### Given instruction:
Please find all lines in the data that hold the string "Tohoku" and copy them.

### Material supplied:
------------------------------------------------------------

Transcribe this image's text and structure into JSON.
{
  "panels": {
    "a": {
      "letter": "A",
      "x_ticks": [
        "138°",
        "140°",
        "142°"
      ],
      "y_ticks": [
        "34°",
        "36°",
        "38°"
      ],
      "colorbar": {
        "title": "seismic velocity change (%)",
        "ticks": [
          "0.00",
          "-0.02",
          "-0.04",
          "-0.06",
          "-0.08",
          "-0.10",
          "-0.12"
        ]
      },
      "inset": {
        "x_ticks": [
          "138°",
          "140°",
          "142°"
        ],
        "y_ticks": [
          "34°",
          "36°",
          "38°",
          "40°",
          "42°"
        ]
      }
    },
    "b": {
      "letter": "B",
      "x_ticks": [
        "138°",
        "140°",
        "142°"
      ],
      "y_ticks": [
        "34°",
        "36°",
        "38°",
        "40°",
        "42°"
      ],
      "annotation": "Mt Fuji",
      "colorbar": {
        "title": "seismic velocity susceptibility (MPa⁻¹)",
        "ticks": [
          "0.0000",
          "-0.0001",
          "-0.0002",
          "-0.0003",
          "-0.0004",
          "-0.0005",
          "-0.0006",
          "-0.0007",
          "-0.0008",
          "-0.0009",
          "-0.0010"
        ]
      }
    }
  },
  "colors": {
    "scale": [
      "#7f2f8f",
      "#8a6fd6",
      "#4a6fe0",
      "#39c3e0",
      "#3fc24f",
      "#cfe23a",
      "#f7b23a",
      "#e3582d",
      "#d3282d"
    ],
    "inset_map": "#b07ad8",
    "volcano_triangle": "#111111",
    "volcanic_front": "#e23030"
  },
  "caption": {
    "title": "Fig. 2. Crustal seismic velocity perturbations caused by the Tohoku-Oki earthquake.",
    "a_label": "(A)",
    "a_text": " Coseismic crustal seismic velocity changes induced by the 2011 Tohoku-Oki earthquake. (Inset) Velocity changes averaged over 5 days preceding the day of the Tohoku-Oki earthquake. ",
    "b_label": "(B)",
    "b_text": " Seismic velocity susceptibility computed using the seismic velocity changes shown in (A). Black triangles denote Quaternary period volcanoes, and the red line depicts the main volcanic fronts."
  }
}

------------------------------------------------------------

### Correct answer:
    "title": "Fig. 2. Crustal seismic velocity perturbations caused by the Tohoku-Oki earthquake.",
    "a_text": " Coseismic crustal seismic velocity changes induced by the 2011 Tohoku-Oki earthquake. (Inset) Velocity changes averaged over 5 days preceding the day of the Tohoku-Oki earthquake. ",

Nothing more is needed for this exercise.